Problem to solve: Select each line of the material below that contains the word "panel". Case counts.

--- Start Listed entries ---

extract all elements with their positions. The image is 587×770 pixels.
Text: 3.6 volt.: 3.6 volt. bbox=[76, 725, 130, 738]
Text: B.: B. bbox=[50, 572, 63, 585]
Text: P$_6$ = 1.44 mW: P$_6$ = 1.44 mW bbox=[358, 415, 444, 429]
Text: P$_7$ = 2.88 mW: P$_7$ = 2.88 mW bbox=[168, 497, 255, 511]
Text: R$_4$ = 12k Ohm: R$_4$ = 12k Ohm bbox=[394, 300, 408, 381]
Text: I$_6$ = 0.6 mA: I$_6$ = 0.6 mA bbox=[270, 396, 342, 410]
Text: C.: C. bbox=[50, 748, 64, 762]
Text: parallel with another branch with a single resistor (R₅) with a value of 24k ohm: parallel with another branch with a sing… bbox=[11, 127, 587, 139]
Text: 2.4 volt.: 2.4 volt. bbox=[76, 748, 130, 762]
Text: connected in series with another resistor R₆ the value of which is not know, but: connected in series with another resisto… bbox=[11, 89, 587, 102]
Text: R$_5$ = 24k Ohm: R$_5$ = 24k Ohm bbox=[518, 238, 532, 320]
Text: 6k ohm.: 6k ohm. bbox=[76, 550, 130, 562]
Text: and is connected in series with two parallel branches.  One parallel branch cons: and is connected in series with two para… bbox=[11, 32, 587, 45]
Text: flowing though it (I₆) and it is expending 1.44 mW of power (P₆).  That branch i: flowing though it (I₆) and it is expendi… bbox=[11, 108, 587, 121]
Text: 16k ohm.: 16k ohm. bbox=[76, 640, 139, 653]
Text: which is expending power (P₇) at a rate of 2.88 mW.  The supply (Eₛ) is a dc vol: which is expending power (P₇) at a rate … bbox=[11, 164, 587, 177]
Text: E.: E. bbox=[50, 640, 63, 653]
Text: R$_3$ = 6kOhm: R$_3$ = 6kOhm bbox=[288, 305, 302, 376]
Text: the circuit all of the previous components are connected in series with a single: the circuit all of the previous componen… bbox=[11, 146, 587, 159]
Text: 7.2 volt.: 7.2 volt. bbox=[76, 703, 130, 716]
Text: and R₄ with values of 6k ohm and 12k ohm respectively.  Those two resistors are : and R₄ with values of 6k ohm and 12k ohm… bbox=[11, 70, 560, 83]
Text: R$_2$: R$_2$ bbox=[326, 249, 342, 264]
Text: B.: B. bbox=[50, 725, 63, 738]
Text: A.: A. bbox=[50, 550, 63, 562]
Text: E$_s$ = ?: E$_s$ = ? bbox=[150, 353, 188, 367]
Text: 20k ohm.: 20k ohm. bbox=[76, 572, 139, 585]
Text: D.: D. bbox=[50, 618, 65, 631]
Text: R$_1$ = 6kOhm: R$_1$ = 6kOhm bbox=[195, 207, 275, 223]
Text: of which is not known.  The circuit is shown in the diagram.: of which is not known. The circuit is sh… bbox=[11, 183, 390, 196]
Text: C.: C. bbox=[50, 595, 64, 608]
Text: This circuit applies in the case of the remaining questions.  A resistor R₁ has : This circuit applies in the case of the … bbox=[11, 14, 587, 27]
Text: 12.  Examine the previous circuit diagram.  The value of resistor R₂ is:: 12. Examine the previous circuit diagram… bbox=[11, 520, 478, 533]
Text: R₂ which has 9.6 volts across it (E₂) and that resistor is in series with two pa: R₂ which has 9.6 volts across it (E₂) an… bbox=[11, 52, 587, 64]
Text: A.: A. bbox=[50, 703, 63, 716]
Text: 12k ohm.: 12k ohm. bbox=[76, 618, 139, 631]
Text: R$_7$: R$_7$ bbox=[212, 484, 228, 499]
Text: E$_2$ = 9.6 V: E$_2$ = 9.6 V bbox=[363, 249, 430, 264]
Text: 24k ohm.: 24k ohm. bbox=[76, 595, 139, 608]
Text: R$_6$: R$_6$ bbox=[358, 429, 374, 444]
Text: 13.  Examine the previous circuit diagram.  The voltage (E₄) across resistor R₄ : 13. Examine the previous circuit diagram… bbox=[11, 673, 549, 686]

--- End Listed entries ---
--- Start Listed entries ---

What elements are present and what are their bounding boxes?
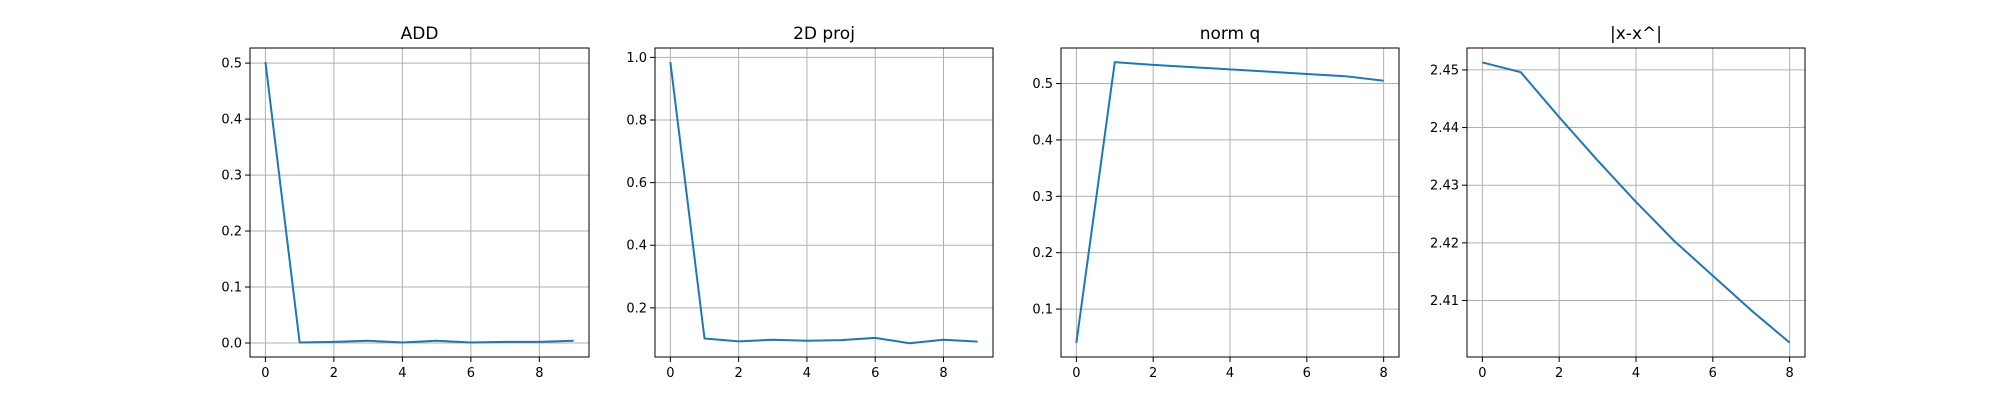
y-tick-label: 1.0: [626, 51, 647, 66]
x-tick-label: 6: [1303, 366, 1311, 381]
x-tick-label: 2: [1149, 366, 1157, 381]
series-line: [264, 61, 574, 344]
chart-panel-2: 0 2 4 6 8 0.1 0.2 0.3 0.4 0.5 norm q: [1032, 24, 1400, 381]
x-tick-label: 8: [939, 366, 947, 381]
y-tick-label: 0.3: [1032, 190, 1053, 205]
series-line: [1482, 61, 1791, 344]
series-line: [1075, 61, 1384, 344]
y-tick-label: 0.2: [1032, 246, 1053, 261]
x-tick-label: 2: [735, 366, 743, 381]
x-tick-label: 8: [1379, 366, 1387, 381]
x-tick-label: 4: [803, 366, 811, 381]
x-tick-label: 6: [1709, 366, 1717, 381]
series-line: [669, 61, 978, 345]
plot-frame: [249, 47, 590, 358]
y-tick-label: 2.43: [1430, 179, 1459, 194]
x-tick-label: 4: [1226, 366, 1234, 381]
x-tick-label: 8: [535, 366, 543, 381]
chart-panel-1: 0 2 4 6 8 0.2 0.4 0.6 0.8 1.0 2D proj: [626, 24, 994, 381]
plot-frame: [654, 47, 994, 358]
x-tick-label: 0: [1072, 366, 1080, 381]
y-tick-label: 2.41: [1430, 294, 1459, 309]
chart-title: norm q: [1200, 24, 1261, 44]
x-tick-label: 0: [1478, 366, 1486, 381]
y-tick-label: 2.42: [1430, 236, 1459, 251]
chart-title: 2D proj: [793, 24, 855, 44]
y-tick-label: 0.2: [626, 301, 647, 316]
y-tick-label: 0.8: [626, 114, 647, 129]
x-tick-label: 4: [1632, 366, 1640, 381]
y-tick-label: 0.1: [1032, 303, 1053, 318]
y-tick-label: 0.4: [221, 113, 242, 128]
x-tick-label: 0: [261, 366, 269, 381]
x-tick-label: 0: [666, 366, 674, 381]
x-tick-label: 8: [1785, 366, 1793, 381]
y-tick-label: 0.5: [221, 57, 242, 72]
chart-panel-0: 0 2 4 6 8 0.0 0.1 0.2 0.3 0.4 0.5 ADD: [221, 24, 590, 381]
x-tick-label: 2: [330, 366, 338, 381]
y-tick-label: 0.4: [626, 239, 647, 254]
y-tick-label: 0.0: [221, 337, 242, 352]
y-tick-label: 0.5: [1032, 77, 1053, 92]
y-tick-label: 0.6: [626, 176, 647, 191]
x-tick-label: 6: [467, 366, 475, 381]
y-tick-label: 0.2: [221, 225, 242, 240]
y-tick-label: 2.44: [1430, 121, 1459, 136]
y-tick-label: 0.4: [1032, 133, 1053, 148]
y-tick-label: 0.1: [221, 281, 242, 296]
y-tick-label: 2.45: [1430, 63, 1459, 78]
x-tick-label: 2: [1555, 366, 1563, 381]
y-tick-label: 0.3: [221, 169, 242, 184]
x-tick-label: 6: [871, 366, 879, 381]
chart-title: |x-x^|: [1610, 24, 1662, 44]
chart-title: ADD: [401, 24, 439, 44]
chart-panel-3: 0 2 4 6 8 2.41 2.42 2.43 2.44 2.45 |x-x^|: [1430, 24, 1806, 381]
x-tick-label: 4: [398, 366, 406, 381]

--- End Listed entries ---

The completed task:
chart-panel-2: 0 2 4 6 8 0.1 0.2 0.3 0.4 0.5 norm q: [1032, 24, 1400, 381]
chart-panel-1: 0 2 4 6 8 0.2 0.4 0.6 0.8 1.0 2D proj: [626, 24, 994, 381]
chart-panel-0: 0 2 4 6 8 0.0 0.1 0.2 0.3 0.4 0.5 ADD: [221, 24, 590, 381]
chart-panel-3: 0 2 4 6 8 2.41 2.42 2.43 2.44 2.45 |x-x^|: [1430, 24, 1806, 381]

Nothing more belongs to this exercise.